— Begin Source records —

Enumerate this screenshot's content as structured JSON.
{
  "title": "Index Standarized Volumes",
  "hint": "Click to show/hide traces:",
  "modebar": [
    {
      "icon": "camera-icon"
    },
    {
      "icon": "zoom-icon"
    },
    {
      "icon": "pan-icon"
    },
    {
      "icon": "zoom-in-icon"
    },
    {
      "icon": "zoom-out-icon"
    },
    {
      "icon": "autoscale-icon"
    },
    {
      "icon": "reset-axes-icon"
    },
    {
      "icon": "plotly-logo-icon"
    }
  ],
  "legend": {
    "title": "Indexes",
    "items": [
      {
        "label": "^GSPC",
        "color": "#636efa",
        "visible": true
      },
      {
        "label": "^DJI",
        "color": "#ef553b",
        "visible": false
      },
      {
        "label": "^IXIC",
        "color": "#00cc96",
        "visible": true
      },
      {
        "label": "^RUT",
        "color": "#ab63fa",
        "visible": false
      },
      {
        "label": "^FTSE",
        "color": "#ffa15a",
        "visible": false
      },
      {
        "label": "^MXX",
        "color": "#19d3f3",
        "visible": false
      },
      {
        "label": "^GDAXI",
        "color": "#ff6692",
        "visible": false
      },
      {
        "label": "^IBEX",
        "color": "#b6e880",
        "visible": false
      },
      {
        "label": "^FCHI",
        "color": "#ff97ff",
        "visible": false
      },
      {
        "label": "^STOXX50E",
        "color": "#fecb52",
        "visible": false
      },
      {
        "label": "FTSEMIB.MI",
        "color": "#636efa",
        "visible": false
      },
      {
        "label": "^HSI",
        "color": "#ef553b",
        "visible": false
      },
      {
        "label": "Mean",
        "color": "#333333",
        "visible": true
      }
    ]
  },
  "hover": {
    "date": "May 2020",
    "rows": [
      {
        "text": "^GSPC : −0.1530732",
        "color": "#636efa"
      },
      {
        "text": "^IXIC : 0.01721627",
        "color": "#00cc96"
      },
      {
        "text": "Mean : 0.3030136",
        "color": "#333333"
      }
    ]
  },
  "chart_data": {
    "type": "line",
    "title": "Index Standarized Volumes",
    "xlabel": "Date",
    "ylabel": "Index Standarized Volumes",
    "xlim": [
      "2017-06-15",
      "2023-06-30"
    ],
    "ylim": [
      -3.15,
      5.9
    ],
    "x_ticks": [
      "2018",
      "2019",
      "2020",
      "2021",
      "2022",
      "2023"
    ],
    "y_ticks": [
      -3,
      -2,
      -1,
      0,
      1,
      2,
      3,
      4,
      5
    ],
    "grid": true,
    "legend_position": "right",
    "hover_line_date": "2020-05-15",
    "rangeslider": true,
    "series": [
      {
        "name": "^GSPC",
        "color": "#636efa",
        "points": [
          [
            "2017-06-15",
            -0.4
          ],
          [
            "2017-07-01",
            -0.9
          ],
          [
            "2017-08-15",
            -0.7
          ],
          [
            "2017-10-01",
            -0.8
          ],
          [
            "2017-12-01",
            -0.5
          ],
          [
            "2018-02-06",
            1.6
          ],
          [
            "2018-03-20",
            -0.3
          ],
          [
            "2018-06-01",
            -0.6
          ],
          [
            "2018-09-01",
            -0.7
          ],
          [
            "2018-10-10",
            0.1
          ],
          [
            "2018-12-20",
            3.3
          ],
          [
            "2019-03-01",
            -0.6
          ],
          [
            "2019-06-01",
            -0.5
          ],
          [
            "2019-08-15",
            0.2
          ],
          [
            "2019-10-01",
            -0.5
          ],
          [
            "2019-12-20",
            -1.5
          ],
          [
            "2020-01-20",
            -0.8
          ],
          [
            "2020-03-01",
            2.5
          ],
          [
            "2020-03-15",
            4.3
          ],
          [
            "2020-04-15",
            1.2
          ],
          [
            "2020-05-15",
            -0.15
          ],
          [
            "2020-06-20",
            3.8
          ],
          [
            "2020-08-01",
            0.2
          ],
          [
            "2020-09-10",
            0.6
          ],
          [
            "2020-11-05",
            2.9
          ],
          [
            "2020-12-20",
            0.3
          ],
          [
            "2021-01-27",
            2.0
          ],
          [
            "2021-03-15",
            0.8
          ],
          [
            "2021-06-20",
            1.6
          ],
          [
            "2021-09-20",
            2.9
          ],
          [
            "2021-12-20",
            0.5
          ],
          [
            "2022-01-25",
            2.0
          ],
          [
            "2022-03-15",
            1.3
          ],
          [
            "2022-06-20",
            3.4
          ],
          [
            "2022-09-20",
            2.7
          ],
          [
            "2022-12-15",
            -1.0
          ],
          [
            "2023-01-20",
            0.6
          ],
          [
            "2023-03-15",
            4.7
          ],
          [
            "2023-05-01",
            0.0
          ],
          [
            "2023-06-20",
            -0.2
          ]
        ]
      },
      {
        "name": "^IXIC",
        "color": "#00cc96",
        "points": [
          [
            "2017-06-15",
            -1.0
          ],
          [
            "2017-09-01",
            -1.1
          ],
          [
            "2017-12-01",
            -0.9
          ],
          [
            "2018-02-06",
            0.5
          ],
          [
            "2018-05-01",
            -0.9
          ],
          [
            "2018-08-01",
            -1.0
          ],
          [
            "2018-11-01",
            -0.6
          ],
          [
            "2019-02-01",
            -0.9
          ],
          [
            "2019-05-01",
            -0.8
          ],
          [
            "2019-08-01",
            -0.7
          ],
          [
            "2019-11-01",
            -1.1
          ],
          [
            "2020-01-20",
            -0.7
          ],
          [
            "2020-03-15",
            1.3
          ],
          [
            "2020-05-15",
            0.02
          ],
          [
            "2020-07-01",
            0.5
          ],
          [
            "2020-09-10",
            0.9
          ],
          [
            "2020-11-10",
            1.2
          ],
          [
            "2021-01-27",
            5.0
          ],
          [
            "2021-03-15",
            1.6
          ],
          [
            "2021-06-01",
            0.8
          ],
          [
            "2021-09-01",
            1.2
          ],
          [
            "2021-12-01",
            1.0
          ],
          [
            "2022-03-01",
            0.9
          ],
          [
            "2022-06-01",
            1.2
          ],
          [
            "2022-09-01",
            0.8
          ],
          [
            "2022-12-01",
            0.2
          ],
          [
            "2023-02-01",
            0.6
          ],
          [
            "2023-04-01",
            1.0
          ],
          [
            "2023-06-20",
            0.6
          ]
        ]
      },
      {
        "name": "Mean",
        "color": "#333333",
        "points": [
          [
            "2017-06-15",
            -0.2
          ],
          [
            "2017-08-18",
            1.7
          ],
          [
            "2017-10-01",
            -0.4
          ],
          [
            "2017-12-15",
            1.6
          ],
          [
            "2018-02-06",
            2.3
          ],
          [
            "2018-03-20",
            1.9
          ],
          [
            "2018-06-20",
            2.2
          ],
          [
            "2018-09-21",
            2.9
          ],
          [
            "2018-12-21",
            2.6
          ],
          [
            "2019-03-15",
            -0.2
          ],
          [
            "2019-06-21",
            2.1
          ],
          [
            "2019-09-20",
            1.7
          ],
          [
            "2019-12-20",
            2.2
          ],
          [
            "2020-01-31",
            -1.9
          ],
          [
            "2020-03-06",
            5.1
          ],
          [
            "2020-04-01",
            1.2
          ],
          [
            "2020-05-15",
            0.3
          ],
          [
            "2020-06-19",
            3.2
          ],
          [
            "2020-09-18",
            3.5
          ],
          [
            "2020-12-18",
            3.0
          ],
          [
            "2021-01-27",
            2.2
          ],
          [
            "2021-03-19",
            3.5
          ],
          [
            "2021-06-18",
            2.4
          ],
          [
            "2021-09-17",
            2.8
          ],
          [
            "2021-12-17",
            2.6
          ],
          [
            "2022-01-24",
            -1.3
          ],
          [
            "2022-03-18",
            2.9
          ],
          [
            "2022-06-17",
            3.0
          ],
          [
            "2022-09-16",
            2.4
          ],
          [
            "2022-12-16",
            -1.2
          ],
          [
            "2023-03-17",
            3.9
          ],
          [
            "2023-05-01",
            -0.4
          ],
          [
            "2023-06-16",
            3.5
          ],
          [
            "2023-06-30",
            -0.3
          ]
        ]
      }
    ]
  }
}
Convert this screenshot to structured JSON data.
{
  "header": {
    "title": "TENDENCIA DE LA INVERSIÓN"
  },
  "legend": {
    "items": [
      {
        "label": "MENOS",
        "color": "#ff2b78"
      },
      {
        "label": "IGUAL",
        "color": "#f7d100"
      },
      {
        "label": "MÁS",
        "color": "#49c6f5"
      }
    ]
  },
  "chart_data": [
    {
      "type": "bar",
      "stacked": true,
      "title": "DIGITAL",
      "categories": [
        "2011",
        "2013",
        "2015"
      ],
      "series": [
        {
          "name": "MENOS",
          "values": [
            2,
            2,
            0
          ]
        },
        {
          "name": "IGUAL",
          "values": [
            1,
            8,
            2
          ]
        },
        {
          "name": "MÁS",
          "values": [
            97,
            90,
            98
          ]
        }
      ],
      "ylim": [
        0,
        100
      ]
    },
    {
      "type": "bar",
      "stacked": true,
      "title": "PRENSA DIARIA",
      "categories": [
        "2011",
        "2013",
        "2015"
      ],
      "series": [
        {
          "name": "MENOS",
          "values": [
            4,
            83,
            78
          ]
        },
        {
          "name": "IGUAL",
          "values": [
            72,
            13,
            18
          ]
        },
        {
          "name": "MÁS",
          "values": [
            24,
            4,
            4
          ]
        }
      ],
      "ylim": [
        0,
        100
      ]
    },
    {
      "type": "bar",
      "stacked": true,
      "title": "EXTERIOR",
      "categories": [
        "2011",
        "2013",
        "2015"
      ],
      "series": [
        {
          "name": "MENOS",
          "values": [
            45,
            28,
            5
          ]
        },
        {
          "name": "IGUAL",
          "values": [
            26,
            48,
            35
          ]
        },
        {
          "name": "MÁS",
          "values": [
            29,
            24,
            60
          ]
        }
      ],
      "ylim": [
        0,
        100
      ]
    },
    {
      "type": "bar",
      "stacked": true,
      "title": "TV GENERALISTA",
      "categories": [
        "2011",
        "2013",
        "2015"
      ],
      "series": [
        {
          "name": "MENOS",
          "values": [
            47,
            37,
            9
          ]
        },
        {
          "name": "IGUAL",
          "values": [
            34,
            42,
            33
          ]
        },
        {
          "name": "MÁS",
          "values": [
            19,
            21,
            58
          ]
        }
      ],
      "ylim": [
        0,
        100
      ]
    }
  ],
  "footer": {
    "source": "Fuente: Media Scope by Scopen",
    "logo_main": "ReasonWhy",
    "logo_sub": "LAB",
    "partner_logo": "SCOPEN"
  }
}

— End Source records —

From the data, collect all lines where the string "structured" appears.

> [The result]
Enumerate this screenshot's content as structured JSON.
Convert this screenshot to structured JSON data.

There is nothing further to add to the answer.